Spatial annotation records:

★ ★ ★ ★ ★

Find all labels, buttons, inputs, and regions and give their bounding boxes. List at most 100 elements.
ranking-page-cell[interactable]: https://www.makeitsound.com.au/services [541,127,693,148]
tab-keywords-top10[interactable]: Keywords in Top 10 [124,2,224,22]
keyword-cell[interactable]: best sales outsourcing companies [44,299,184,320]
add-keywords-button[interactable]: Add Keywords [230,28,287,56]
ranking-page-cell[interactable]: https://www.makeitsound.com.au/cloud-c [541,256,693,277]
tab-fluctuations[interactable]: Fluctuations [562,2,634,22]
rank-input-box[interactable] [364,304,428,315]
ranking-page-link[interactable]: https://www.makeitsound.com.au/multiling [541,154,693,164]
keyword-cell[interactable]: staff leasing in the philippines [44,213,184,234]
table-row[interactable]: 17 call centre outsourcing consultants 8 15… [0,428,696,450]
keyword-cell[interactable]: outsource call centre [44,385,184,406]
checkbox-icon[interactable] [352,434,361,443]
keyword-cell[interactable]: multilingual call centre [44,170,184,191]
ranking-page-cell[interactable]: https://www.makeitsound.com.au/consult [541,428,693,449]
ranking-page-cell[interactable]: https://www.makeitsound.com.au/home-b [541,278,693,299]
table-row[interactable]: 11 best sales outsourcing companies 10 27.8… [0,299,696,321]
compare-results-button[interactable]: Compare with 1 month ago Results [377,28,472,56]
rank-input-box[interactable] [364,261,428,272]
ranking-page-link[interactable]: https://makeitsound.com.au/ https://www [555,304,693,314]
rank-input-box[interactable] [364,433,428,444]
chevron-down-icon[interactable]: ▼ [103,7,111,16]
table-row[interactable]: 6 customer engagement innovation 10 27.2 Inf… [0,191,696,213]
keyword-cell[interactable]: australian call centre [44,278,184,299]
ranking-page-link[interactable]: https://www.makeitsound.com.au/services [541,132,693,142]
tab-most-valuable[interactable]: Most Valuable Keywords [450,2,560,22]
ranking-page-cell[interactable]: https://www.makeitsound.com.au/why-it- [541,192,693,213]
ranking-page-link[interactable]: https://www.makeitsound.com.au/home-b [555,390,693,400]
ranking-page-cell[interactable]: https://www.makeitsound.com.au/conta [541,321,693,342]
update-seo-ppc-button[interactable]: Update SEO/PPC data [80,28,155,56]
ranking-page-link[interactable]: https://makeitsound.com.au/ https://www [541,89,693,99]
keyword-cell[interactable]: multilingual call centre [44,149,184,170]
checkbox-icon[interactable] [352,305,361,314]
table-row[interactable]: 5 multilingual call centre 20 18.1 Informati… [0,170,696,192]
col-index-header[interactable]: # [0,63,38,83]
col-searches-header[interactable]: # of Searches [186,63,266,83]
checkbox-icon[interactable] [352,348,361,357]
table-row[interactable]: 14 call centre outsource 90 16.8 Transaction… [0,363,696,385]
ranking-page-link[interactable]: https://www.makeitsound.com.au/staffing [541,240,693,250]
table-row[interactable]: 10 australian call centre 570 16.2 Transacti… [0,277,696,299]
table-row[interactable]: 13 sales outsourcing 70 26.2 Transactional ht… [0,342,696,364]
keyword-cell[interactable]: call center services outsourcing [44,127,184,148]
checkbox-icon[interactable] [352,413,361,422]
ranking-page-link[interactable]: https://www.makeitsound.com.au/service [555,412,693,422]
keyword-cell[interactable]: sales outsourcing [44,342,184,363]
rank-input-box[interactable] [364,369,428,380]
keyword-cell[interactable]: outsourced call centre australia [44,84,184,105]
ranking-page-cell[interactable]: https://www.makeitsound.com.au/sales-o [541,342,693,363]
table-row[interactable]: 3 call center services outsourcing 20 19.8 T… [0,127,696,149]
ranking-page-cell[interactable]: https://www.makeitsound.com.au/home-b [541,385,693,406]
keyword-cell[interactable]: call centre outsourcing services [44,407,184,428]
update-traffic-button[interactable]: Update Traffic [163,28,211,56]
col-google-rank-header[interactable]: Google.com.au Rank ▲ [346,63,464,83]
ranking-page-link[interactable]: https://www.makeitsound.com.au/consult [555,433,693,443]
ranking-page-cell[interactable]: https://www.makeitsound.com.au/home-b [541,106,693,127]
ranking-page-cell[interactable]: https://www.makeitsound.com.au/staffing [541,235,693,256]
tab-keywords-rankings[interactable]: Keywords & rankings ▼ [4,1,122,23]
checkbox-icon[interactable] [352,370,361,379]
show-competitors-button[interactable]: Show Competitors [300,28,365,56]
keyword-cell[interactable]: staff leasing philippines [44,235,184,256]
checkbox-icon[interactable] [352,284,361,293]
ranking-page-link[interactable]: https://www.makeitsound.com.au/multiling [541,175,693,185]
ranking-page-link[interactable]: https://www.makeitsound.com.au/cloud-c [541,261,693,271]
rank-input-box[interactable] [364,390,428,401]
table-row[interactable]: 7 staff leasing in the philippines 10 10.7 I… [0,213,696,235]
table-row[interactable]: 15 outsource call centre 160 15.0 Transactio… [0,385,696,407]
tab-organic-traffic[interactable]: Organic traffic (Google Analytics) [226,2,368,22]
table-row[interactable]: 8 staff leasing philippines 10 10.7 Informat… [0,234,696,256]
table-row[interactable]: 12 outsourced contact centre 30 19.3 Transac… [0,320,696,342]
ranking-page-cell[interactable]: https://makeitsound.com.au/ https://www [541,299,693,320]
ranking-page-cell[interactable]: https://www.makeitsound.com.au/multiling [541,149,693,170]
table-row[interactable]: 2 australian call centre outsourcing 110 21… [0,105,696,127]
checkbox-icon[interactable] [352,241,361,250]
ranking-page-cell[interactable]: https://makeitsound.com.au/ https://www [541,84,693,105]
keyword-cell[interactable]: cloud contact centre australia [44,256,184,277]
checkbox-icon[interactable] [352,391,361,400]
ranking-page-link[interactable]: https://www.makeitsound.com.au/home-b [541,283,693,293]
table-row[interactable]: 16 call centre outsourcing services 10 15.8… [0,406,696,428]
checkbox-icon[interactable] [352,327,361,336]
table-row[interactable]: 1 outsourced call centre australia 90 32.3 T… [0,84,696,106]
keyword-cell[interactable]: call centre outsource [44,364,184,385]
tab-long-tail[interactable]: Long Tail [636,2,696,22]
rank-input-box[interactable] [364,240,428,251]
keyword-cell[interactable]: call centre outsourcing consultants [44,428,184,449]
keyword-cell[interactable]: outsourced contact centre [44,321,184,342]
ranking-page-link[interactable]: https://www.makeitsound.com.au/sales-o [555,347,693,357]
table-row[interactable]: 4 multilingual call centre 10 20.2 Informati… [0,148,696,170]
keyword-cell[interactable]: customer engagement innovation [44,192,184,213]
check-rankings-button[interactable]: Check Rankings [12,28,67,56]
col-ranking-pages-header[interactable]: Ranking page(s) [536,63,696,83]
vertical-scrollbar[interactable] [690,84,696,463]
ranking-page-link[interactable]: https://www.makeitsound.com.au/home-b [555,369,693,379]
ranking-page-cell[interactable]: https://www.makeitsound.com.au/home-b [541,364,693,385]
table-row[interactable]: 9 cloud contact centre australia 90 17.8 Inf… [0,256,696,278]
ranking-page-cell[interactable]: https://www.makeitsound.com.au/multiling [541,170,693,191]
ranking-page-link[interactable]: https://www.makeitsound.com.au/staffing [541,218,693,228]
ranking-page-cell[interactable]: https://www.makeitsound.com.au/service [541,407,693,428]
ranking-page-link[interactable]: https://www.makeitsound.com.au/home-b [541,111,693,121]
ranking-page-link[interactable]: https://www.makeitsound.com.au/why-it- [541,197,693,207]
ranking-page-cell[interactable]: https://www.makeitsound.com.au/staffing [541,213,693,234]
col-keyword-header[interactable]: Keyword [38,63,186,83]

★ ★ ★ ★ ★

▸ Problem statement
Copy out every line of these records again with no changes.

▸ Answer to the task
Find all labels, buttons, inputs, and regions and give their bounding boxes. List at most 100 elements.
ranking-page-cell[interactable]: https://www.makeitsound.com.au/services [541,127,693,148]
tab-keywords-top10[interactable]: Keywords in Top 10 [124,2,224,22]
keyword-cell[interactable]: best sales outsourcing companies [44,299,184,320]
add-keywords-button[interactable]: Add Keywords [230,28,287,56]
ranking-page-cell[interactable]: https://www.makeitsound.com.au/cloud-c [541,256,693,277]
tab-fluctuations[interactable]: Fluctuations [562,2,634,22]
rank-input-box[interactable] [364,304,428,315]
ranking-page-link[interactable]: https://www.makeitsound.com.au/multiling [541,154,693,164]
keyword-cell[interactable]: staff leasing in the philippines [44,213,184,234]
table-row[interactable]: 17 call centre outsourcing consultants 8 15… [0,428,696,450]
keyword-cell[interactable]: outsource call centre [44,385,184,406]
checkbox-icon[interactable] [352,434,361,443]
keyword-cell[interactable]: multilingual call centre [44,170,184,191]
ranking-page-cell[interactable]: https://www.makeitsound.com.au/consult [541,428,693,449]
ranking-page-cell[interactable]: https://www.makeitsound.com.au/home-b [541,278,693,299]
table-row[interactable]: 11 best sales outsourcing companies 10 27.8… [0,299,696,321]
compare-results-button[interactable]: Compare with 1 month ago Results [377,28,472,56]
rank-input-box[interactable] [364,261,428,272]
ranking-page-link[interactable]: https://makeitsound.com.au/ https://www [555,304,693,314]
rank-input-box[interactable] [364,433,428,444]
chevron-down-icon[interactable]: ▼ [103,7,111,16]
table-row[interactable]: 6 customer engagement innovation 10 27.2 Inf… [0,191,696,213]
keyword-cell[interactable]: australian call centre [44,278,184,299]
ranking-page-link[interactable]: https://www.makeitsound.com.au/services [541,132,693,142]
tab-most-valuable[interactable]: Most Valuable Keywords [450,2,560,22]
ranking-page-cell[interactable]: https://www.makeitsound.com.au/why-it- [541,192,693,213]
ranking-page-link[interactable]: https://www.makeitsound.com.au/home-b [555,390,693,400]
ranking-page-cell[interactable]: https://www.makeitsound.com.au/conta [541,321,693,342]
update-seo-ppc-button[interactable]: Update SEO/PPC data [80,28,155,56]
ranking-page-link[interactable]: https://makeitsound.com.au/ https://www [541,89,693,99]
keyword-cell[interactable]: multilingual call centre [44,149,184,170]
checkbox-icon[interactable] [352,305,361,314]
table-row[interactable]: 5 multilingual call centre 20 18.1 Informati… [0,170,696,192]
col-index-header[interactable]: # [0,63,38,83]
col-searches-header[interactable]: # of Searches [186,63,266,83]
checkbox-icon[interactable] [352,348,361,357]
table-row[interactable]: 14 call centre outsource 90 16.8 Transaction… [0,363,696,385]
ranking-page-link[interactable]: https://www.makeitsound.com.au/staffing [541,240,693,250]
table-row[interactable]: 10 australian call centre 570 16.2 Transacti… [0,277,696,299]
table-row[interactable]: 13 sales outsourcing 70 26.2 Transactional ht… [0,342,696,364]
keyword-cell[interactable]: call center services outsourcing [44,127,184,148]
checkbox-icon[interactable] [352,413,361,422]
ranking-page-link[interactable]: https://www.makeitsound.com.au/service [555,412,693,422]
keyword-cell[interactable]: sales outsourcing [44,342,184,363]
rank-input-box[interactable] [364,369,428,380]
keyword-cell[interactable]: outsourced call centre australia [44,84,184,105]
ranking-page-cell[interactable]: https://www.makeitsound.com.au/sales-o [541,342,693,363]
table-row[interactable]: 3 call center services outsourcing 20 19.8 T… [0,127,696,149]
ranking-page-cell[interactable]: https://www.makeitsound.com.au/home-b [541,385,693,406]
keyword-cell[interactable]: call centre outsourcing services [44,407,184,428]
update-traffic-button[interactable]: Update Traffic [163,28,211,56]
col-google-rank-header[interactable]: Google.com.au Rank ▲ [346,63,464,83]
ranking-page-link[interactable]: https://www.makeitsound.com.au/consult [555,433,693,443]
ranking-page-cell[interactable]: https://www.makeitsound.com.au/home-b [541,106,693,127]
ranking-page-cell[interactable]: https://www.makeitsound.com.au/staffing [541,235,693,256]
tab-keywords-rankings[interactable]: Keywords & rankings ▼ [4,1,122,23]
checkbox-icon[interactable] [352,370,361,379]
show-competitors-button[interactable]: Show Competitors [300,28,365,56]
keyword-cell[interactable]: staff leasing philippines [44,235,184,256]
checkbox-icon[interactable] [352,284,361,293]
ranking-page-link[interactable]: https://www.makeitsound.com.au/multiling [541,175,693,185]
ranking-page-link[interactable]: https://www.makeitsound.com.au/cloud-c [541,261,693,271]
rank-input-box[interactable] [364,390,428,401]
table-row[interactable]: 7 staff leasing in the philippines 10 10.7 I… [0,213,696,235]
table-row[interactable]: 15 outsource call centre 160 15.0 Transactio… [0,385,696,407]
tab-organic-traffic[interactable]: Organic traffic (Google Analytics) [226,2,368,22]
table-row[interactable]: 8 staff leasing philippines 10 10.7 Informat… [0,234,696,256]
table-row[interactable]: 12 outsourced contact centre 30 19.3 Transac… [0,320,696,342]
ranking-page-cell[interactable]: https://makeitsound.com.au/ https://www [541,299,693,320]
ranking-page-cell[interactable]: https://www.makeitsound.com.au/multiling [541,149,693,170]
table-row[interactable]: 2 australian call centre outsourcing 110 21… [0,105,696,127]
checkbox-icon[interactable] [352,241,361,250]
ranking-page-cell[interactable]: https://makeitsound.com.au/ https://www [541,84,693,105]
keyword-cell[interactable]: cloud contact centre australia [44,256,184,277]
checkbox-icon[interactable] [352,391,361,400]
ranking-page-link[interactable]: https://www.makeitsound.com.au/home-b [541,283,693,293]
table-row[interactable]: 16 call centre outsourcing services 10 15.8… [0,406,696,428]
checkbox-icon[interactable] [352,327,361,336]
table-row[interactable]: 1 outsourced call centre australia 90 32.3 T… [0,84,696,106]
keyword-cell[interactable]: call centre outsource [44,364,184,385]
tab-long-tail[interactable]: Long Tail [636,2,696,22]
rank-input-box[interactable] [364,240,428,251]
keyword-cell[interactable]: call centre outsourcing consultants [44,428,184,449]
keyword-cell[interactable]: outsourced contact centre [44,321,184,342]
ranking-page-link[interactable]: https://www.makeitsound.com.au/sales-o [555,347,693,357]
table-row[interactable]: 4 multilingual call centre 10 20.2 Informati… [0,148,696,170]
keyword-cell[interactable]: customer engagement innovation [44,192,184,213]
check-rankings-button[interactable]: Check Rankings [12,28,67,56]
col-ranking-pages-header[interactable]: Ranking page(s) [536,63,696,83]
vertical-scrollbar[interactable] [690,84,696,463]
ranking-page-link[interactable]: https://www.makeitsound.com.au/home-b [555,369,693,379]
ranking-page-cell[interactable]: https://www.makeitsound.com.au/home-b [541,364,693,385]
table-row[interactable]: 9 cloud contact centre australia 90 17.8 Inf… [0,256,696,278]
ranking-page-cell[interactable]: https://www.makeitsound.com.au/multiling [541,170,693,191]
ranking-page-link[interactable]: https://www.makeitsound.com.au/staffing [541,218,693,228]
ranking-page-cell[interactable]: https://www.makeitsound.com.au/service [541,407,693,428]
ranking-page-link[interactable]: https://www.makeitsound.com.au/home-b [541,111,693,121]
ranking-page-link[interactable]: https://www.makeitsound.com.au/why-it- [541,197,693,207]
ranking-page-cell[interactable]: https://www.makeitsound.com.au/staffing [541,213,693,234]
col-keyword-header[interactable]: Keyword [38,63,186,83]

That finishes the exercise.